» Extracted data entries:
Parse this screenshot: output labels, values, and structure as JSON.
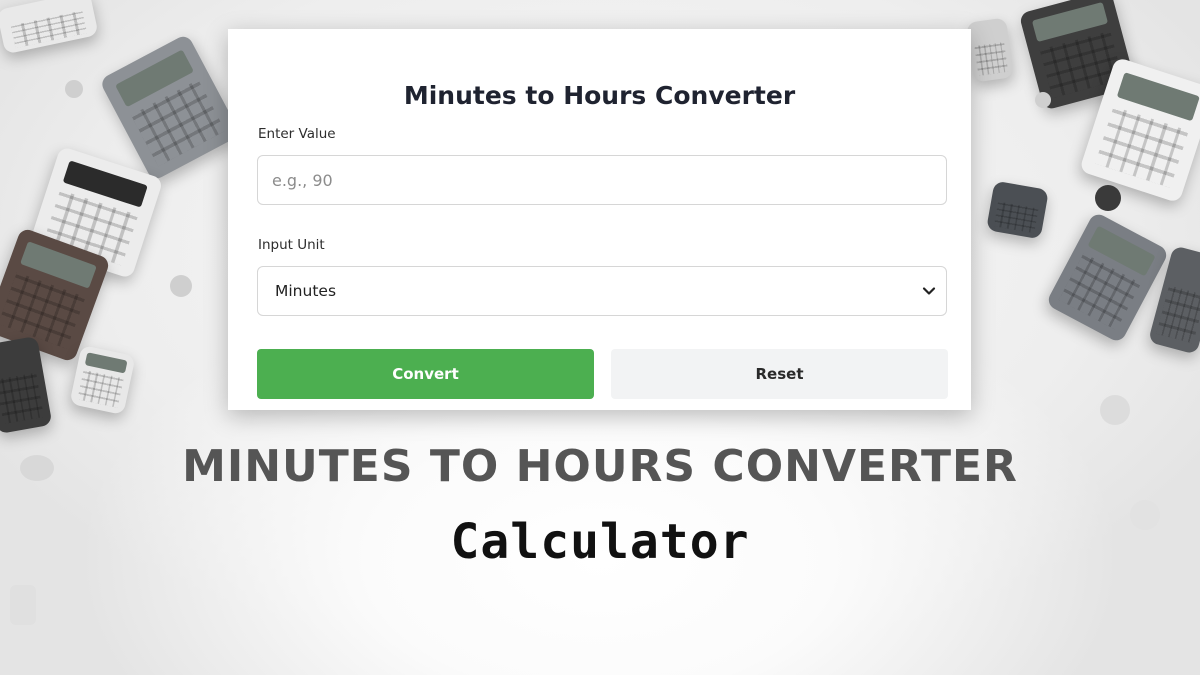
{
  "converter": {
    "title": "Minutes to Hours Converter",
    "value_label": "Enter Value",
    "value_input": {
      "value": "",
      "placeholder": "e.g., 90"
    },
    "unit_label": "Input Unit",
    "unit_select": {
      "selected": "Minutes"
    },
    "convert_label": "Convert",
    "reset_label": "Reset"
  },
  "banner": {
    "headline": "MINUTES TO HOURS CONVERTER",
    "subheadline": "Calculator"
  },
  "colors": {
    "convert_button": "#4caf50",
    "reset_button": "#f2f3f4",
    "headline": "#555555",
    "title": "#1f2330"
  },
  "icons": {
    "select_arrow": "chevron-down-icon"
  }
}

» THE PROBLEM: Leaving all pictures aside, quote each record exactly.

» THE REPLY:
Parse this screenshot: output labels, values, and structure as JSON.
{
  "converter": {
    "title": "Minutes to Hours Converter",
    "value_label": "Enter Value",
    "value_input": {
      "value": "",
      "placeholder": "e.g., 90"
    },
    "unit_label": "Input Unit",
    "unit_select": {
      "selected": "Minutes"
    },
    "convert_label": "Convert",
    "reset_label": "Reset"
  },
  "banner": {
    "headline": "MINUTES TO HOURS CONVERTER",
    "subheadline": "Calculator"
  },
  "colors": {
    "convert_button": "#4caf50",
    "reset_button": "#f2f3f4",
    "headline": "#555555",
    "title": "#1f2330"
  },
  "icons": {
    "select_arrow": "chevron-down-icon"
  }
}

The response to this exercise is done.